### Exercise:
Copy out every line of the records where the string "xlabel" occurs.

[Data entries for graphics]
---------------

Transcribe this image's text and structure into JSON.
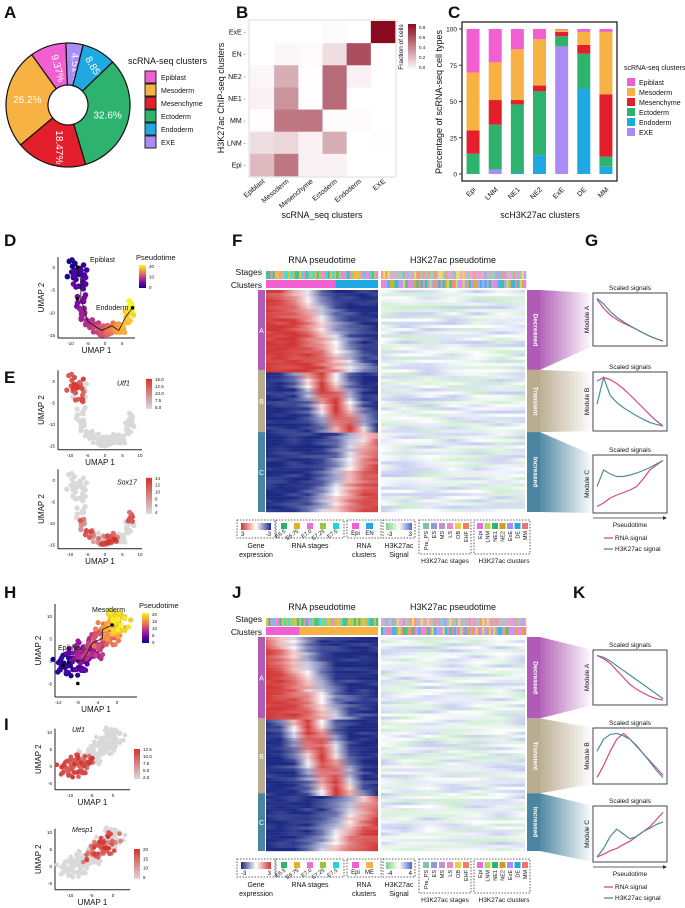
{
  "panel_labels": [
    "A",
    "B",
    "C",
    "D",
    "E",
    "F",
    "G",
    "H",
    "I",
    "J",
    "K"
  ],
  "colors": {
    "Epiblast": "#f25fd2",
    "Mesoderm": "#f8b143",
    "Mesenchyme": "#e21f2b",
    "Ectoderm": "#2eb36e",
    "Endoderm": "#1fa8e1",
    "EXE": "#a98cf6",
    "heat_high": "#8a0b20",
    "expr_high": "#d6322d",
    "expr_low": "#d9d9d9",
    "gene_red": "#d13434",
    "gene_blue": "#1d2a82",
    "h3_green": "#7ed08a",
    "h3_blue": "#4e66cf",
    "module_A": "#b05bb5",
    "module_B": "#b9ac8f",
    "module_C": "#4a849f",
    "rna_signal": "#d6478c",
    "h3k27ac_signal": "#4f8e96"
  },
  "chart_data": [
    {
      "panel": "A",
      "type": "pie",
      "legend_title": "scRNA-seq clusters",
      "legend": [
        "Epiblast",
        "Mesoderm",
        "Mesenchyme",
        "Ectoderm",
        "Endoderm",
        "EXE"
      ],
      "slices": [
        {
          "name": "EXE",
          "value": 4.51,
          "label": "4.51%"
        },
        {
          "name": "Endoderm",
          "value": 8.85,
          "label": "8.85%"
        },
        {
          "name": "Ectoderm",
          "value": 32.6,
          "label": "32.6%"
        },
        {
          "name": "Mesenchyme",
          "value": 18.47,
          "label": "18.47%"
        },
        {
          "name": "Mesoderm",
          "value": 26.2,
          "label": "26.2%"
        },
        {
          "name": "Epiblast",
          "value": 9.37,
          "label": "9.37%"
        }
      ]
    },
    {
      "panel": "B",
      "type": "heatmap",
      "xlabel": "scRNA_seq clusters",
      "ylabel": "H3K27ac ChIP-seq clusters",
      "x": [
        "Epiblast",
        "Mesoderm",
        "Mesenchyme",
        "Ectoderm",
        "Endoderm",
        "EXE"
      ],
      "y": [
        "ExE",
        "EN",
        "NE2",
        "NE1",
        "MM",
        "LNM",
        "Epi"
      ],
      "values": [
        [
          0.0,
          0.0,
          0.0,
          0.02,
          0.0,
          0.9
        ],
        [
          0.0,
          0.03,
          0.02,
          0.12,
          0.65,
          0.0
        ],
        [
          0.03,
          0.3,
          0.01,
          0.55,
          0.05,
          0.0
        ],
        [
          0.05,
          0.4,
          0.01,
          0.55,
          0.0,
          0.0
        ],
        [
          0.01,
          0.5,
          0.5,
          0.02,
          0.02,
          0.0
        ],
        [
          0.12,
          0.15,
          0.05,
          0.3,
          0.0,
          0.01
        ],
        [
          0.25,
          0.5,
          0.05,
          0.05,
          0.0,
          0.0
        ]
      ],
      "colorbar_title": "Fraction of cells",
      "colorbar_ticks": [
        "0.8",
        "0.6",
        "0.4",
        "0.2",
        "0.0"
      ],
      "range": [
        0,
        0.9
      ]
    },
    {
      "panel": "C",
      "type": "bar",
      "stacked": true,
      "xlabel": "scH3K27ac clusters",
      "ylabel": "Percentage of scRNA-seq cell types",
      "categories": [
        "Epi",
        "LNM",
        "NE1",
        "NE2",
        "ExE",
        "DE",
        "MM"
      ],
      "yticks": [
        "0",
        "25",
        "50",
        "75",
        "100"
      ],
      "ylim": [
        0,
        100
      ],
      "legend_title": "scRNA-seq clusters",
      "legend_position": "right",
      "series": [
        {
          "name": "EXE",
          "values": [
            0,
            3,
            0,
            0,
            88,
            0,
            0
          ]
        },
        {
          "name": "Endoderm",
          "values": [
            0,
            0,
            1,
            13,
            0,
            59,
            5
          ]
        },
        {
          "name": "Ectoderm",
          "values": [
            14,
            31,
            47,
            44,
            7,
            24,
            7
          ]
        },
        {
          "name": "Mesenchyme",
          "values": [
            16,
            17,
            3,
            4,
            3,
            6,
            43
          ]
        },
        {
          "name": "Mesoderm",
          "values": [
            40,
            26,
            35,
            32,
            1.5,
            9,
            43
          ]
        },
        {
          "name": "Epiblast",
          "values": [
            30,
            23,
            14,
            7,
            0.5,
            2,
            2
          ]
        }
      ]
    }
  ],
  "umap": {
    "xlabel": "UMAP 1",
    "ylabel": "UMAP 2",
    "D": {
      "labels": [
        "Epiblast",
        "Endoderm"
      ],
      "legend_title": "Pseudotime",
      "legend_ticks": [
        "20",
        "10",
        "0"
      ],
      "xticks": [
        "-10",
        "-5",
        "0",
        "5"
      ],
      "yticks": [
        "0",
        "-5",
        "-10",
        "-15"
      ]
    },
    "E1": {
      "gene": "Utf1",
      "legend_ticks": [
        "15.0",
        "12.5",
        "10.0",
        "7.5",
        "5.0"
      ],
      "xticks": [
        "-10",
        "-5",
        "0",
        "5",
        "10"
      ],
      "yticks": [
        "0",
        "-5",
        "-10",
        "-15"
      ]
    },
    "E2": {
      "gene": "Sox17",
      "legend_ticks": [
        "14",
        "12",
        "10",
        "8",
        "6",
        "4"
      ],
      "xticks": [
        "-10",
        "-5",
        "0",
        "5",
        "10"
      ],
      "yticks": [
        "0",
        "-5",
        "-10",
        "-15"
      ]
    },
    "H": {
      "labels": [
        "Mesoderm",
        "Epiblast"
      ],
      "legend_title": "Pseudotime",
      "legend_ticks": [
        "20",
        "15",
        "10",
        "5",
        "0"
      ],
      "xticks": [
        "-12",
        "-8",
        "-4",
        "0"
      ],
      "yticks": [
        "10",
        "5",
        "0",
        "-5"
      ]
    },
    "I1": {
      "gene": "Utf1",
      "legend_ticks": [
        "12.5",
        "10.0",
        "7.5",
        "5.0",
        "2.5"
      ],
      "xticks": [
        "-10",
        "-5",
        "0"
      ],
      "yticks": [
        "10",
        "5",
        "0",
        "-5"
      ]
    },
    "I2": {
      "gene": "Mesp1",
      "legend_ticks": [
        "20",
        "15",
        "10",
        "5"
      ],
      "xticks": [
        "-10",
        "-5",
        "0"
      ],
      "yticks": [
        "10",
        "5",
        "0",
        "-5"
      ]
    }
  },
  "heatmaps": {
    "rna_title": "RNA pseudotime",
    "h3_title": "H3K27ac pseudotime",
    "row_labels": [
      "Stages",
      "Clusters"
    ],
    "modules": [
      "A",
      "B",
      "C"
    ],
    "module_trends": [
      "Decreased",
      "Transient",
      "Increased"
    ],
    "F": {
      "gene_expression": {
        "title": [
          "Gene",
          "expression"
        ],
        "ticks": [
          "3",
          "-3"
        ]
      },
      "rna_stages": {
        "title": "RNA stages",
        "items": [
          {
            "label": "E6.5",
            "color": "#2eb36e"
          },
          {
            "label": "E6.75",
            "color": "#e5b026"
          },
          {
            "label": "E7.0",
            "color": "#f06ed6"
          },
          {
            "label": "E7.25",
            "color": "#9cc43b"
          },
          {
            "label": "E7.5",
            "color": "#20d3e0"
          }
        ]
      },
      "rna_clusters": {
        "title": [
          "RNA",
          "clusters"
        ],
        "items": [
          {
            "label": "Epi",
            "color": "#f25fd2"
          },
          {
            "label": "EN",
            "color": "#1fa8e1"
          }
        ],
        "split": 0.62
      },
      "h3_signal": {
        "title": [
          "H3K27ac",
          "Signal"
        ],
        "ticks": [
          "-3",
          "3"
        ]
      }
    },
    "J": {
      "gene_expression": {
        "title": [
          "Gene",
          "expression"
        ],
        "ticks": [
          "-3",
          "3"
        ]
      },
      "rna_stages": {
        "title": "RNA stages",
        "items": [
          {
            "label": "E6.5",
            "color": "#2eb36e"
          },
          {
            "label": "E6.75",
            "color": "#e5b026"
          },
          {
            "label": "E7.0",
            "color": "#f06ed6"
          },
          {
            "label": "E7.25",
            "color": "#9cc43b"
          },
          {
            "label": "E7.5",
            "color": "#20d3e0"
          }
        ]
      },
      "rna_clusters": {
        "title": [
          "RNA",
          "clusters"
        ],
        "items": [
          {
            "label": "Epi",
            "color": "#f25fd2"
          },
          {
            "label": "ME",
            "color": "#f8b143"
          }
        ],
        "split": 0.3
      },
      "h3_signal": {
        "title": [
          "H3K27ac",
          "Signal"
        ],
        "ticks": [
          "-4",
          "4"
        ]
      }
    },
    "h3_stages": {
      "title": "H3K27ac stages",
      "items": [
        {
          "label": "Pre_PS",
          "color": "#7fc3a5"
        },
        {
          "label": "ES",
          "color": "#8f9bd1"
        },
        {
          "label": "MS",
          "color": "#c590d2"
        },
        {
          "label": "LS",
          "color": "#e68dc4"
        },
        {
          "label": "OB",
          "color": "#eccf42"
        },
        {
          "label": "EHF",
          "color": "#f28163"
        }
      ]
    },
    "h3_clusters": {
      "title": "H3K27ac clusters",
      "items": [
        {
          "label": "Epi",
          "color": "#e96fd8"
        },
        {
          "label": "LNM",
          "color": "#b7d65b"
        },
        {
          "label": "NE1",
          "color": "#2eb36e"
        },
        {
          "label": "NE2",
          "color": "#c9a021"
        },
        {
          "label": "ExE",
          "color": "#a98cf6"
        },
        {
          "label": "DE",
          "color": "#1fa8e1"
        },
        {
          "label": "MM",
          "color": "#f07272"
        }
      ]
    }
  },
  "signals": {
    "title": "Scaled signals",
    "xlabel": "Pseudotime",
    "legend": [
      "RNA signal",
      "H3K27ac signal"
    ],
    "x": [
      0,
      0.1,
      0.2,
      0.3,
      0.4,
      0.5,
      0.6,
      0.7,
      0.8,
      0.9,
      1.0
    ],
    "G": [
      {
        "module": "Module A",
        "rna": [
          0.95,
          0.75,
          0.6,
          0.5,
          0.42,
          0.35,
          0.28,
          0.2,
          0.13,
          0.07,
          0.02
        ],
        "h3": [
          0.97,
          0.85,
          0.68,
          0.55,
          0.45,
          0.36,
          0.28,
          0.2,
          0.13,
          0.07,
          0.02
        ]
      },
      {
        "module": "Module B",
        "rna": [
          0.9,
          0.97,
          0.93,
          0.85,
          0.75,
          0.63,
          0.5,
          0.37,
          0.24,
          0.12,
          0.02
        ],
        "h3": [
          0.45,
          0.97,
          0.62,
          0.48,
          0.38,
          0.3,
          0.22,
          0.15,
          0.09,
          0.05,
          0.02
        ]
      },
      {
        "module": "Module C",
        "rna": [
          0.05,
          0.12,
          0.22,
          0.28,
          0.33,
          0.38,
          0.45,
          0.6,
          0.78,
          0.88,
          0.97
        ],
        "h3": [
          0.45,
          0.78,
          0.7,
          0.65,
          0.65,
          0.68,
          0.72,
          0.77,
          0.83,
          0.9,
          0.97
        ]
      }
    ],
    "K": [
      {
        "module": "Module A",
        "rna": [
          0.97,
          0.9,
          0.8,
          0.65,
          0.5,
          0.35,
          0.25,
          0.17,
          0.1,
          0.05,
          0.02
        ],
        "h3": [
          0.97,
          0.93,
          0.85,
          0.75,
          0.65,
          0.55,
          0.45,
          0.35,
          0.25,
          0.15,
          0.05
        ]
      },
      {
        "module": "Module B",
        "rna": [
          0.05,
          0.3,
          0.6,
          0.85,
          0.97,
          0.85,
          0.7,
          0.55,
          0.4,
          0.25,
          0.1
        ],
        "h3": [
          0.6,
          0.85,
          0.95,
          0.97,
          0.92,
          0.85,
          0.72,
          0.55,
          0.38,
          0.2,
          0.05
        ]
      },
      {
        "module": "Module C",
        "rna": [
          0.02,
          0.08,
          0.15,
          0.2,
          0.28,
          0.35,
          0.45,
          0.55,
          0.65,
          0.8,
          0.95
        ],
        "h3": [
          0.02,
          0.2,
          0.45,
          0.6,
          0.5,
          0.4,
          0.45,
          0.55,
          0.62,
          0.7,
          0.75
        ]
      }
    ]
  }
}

---------------

### Task response:
      "xlabel": "scRNA_seq clusters",
      "xlabel": "scH3K27ac clusters",
    "xlabel": "UMAP 1",
    "xlabel": "Pseudotime",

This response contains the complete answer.